Source material:
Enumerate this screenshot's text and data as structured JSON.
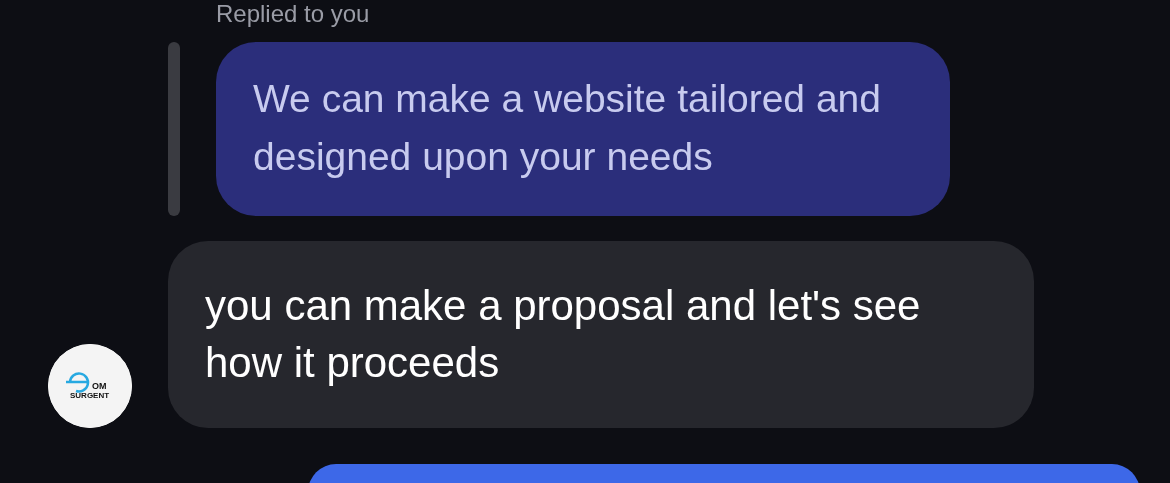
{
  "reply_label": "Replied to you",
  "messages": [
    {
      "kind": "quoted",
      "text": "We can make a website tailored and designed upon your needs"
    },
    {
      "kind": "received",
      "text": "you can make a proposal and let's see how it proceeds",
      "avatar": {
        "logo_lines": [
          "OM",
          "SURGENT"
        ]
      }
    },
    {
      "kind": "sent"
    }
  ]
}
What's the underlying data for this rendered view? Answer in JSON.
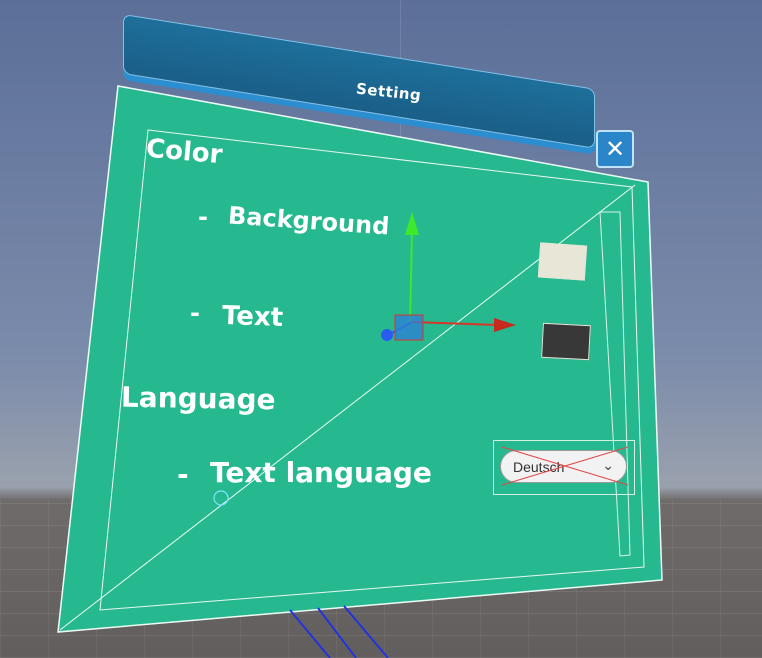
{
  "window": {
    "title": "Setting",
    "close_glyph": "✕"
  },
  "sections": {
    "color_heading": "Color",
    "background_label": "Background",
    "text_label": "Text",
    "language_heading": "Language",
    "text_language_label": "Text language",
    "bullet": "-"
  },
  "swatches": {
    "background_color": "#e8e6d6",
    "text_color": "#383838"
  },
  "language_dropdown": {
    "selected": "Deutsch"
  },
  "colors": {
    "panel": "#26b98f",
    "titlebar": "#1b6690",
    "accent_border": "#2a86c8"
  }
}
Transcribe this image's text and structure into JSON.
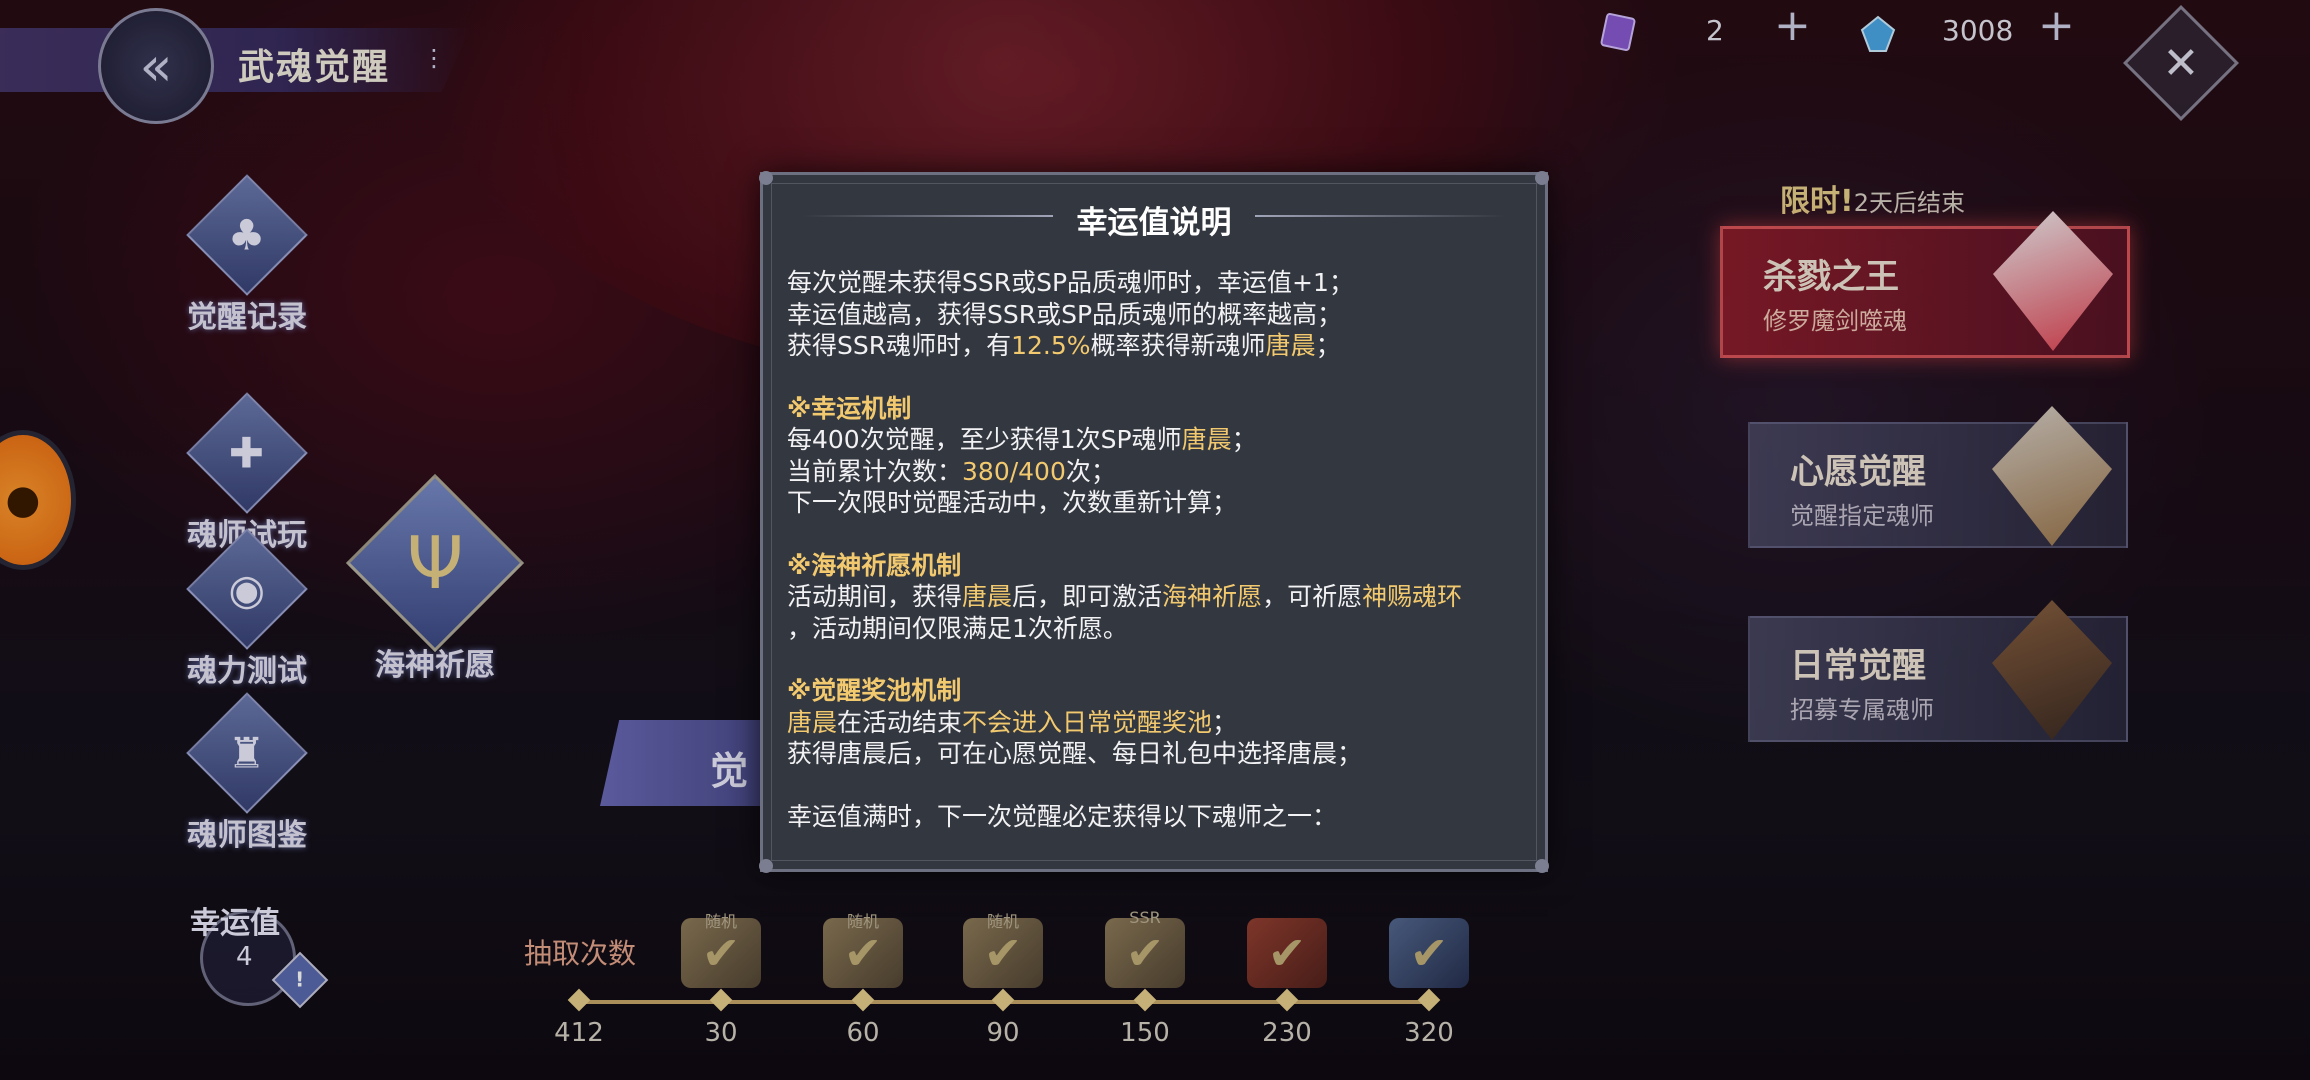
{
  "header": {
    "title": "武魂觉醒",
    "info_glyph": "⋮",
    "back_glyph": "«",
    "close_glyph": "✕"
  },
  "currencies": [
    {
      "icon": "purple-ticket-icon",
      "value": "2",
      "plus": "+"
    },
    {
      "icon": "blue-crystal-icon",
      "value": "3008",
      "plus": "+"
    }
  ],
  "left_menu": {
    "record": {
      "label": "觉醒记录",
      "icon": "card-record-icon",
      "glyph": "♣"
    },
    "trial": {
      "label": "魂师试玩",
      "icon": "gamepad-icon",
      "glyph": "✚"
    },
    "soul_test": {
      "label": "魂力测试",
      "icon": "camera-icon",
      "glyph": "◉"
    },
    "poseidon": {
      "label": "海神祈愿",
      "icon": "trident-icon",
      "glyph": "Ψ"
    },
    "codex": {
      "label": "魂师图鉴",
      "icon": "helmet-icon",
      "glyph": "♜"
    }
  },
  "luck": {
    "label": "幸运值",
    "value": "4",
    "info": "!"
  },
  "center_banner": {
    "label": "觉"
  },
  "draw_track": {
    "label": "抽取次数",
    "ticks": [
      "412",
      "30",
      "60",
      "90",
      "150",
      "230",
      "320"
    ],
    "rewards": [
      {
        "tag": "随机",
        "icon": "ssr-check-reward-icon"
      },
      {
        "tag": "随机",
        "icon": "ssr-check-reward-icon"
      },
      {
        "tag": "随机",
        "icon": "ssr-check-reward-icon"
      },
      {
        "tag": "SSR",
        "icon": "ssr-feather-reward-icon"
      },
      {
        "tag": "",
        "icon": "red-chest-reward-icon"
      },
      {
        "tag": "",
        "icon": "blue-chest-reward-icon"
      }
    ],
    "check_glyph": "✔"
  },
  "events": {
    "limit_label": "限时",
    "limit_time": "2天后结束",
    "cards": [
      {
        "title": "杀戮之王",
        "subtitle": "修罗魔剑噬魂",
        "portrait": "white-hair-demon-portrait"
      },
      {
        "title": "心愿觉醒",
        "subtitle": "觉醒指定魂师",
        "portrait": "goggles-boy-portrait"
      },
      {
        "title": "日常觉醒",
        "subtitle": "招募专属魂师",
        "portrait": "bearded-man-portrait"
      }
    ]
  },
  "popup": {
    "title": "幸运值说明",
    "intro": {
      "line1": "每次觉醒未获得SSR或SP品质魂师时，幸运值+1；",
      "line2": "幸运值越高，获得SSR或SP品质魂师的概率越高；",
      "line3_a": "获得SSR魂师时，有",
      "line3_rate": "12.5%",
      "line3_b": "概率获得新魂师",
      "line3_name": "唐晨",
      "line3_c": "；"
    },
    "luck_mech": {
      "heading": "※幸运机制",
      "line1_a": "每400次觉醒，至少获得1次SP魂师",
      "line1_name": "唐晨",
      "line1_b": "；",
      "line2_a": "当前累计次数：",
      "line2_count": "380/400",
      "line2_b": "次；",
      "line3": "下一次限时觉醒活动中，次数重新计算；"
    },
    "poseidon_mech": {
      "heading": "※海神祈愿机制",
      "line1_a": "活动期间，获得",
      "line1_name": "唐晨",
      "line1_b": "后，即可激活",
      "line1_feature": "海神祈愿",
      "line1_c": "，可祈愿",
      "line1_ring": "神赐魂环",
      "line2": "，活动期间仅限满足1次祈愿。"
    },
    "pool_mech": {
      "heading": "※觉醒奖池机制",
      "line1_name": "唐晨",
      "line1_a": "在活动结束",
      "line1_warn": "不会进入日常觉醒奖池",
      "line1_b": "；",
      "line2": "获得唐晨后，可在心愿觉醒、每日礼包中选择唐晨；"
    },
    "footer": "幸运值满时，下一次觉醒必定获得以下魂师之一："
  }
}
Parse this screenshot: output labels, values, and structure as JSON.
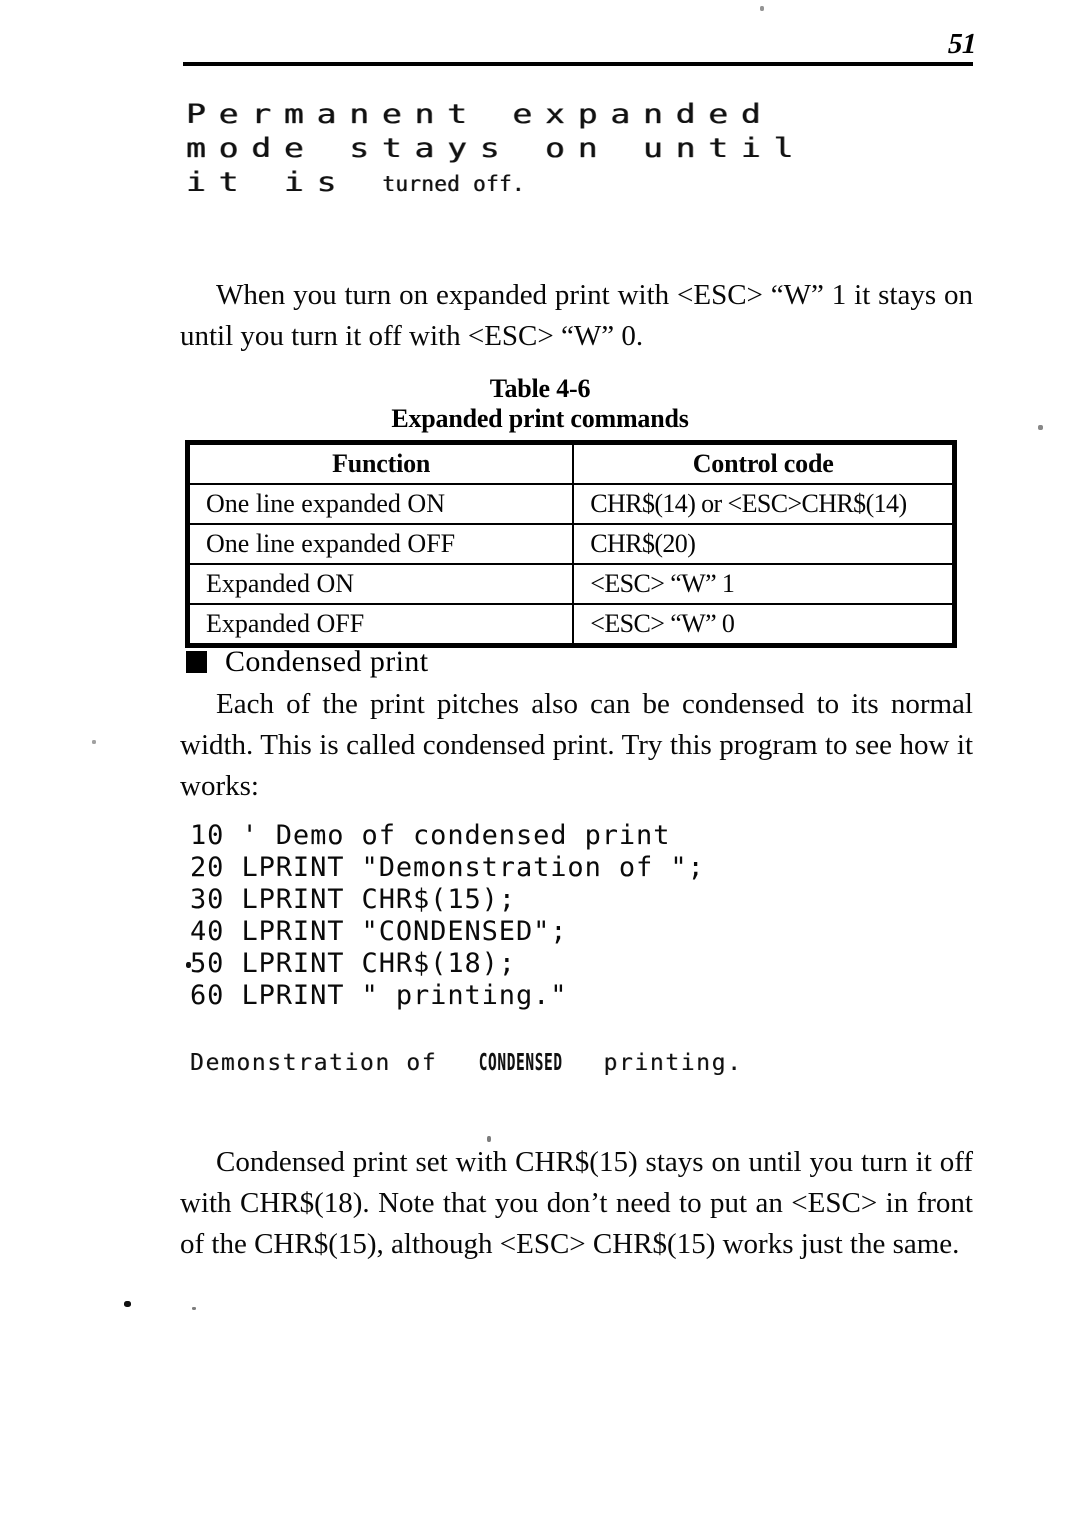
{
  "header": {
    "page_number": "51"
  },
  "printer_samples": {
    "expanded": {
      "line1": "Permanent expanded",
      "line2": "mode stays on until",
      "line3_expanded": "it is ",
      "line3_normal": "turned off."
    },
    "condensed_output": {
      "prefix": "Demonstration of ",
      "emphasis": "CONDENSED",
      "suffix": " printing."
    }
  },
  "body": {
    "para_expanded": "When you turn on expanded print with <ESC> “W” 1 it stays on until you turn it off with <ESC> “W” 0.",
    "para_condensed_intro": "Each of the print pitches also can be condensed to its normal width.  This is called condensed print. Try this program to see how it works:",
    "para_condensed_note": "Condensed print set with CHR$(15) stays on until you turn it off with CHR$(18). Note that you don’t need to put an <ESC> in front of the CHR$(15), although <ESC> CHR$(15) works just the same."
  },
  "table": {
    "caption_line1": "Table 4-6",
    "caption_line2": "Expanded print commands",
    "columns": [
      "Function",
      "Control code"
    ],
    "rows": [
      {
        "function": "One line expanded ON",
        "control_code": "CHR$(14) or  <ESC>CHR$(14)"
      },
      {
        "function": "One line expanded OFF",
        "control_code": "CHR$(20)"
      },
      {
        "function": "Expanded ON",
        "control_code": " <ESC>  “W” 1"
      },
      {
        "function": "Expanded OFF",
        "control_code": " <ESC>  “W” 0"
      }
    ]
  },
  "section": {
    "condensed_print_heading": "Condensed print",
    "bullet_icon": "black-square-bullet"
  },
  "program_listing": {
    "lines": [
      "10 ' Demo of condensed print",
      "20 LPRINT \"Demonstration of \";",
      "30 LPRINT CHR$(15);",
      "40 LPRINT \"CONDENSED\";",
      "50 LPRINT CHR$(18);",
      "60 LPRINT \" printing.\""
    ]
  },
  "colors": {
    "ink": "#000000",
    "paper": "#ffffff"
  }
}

Work to do: Report how many lines of the records above contain the word "make", and give only that number.

Exercise answer: 2